What the exercise asks: Gather all lines in the data that hold the string "alternatives".

[Collection entries]
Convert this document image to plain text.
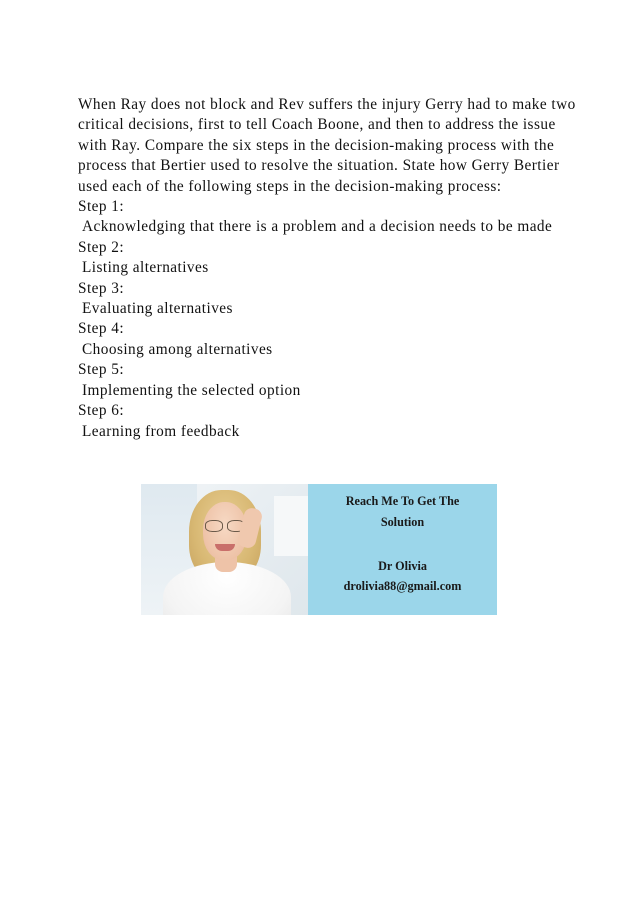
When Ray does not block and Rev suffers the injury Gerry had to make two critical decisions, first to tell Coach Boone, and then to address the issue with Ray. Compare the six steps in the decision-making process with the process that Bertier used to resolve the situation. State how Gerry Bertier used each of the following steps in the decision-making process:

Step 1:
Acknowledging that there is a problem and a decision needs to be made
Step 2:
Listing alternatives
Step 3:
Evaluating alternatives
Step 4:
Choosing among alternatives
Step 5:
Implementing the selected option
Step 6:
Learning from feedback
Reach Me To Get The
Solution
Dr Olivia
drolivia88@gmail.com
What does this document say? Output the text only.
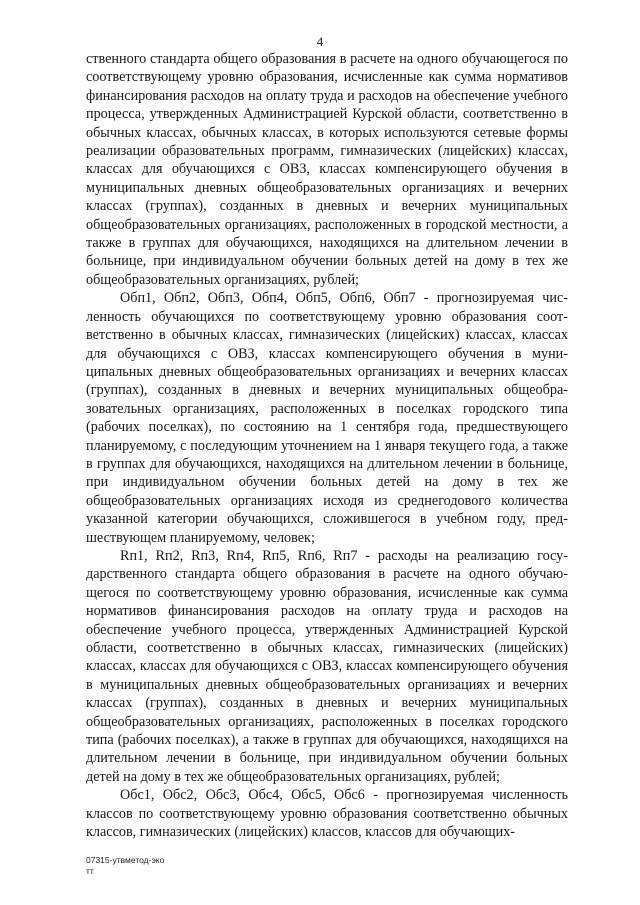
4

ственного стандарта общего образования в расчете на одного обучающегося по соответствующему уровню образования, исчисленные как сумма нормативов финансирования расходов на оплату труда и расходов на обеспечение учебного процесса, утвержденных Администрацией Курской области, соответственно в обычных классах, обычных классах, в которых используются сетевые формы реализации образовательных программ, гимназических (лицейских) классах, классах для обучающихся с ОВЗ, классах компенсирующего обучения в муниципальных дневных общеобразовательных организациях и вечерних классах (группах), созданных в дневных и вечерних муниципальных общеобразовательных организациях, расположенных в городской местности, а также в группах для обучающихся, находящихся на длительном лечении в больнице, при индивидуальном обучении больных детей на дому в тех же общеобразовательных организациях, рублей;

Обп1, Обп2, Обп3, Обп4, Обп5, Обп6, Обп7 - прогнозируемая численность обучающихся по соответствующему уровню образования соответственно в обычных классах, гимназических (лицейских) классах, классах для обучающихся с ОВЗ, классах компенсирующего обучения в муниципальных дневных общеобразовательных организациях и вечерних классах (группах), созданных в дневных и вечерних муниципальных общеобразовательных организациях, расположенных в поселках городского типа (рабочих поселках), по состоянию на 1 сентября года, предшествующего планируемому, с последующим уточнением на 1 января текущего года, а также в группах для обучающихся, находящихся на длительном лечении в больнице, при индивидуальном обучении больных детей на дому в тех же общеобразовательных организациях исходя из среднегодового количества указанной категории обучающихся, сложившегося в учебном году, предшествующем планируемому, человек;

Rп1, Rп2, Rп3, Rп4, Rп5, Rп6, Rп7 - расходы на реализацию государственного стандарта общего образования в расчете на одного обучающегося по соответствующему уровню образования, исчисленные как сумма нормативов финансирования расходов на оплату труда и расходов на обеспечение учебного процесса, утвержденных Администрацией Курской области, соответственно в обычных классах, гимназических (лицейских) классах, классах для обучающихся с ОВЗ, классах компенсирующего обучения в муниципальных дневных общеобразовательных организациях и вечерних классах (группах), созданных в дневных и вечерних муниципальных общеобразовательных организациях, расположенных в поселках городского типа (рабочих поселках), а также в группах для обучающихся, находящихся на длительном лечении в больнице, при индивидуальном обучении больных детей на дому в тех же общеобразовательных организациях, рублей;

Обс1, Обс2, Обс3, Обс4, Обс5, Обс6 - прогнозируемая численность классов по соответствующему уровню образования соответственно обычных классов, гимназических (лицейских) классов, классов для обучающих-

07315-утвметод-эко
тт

...

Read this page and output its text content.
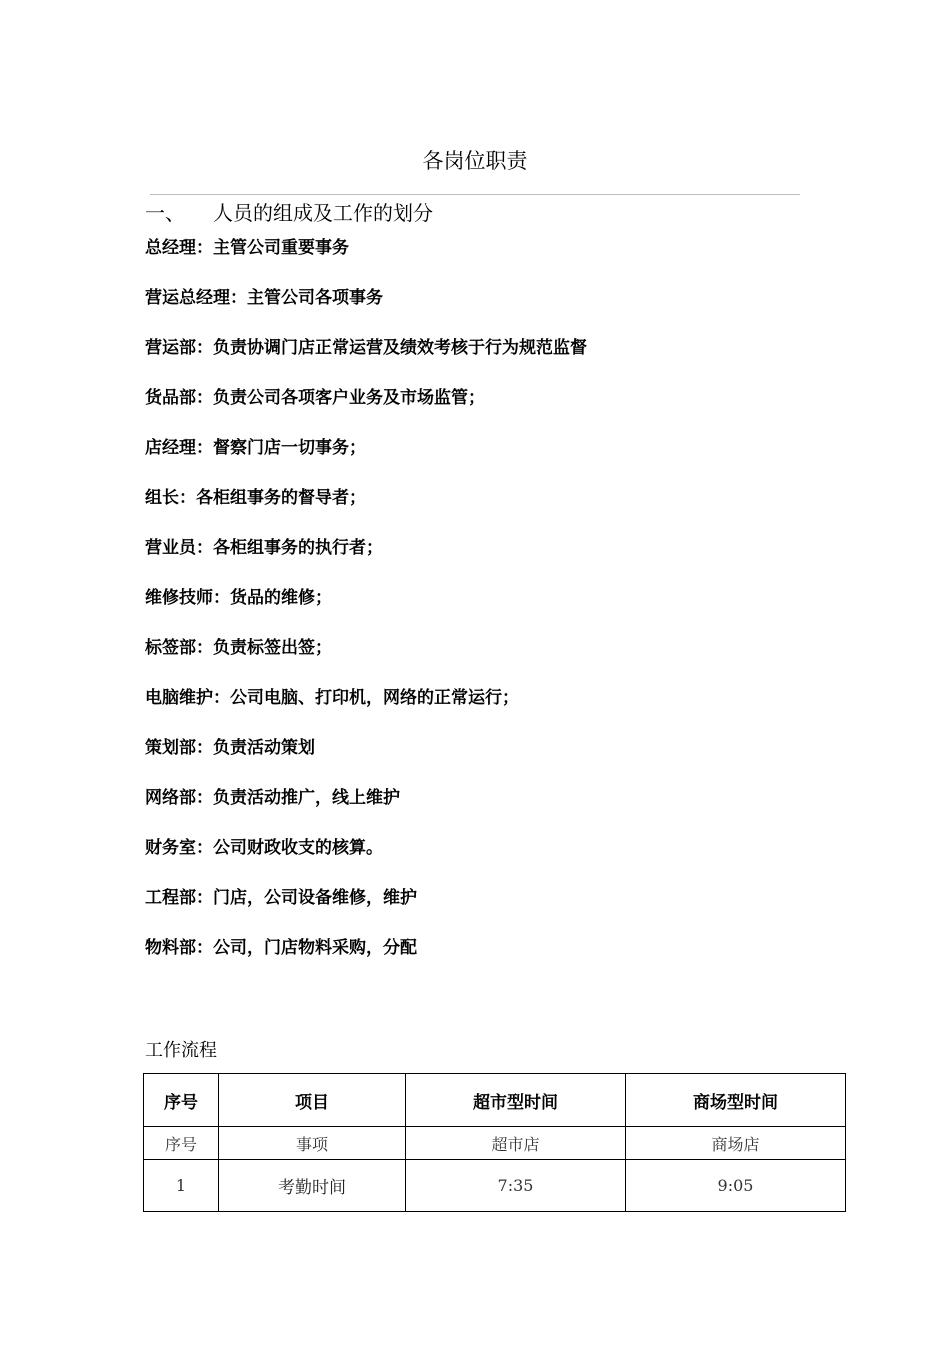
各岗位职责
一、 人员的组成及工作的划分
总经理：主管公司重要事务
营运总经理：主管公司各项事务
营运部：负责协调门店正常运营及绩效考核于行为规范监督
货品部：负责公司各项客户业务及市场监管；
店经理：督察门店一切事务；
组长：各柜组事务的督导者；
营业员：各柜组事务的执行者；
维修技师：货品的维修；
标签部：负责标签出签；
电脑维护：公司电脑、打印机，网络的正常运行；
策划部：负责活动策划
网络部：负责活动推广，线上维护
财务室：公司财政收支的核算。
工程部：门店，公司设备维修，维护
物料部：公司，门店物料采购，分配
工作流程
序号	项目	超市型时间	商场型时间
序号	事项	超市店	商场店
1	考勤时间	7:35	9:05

The result:
Listing alternatives
Evaluating alternatives
Choosing among alternatives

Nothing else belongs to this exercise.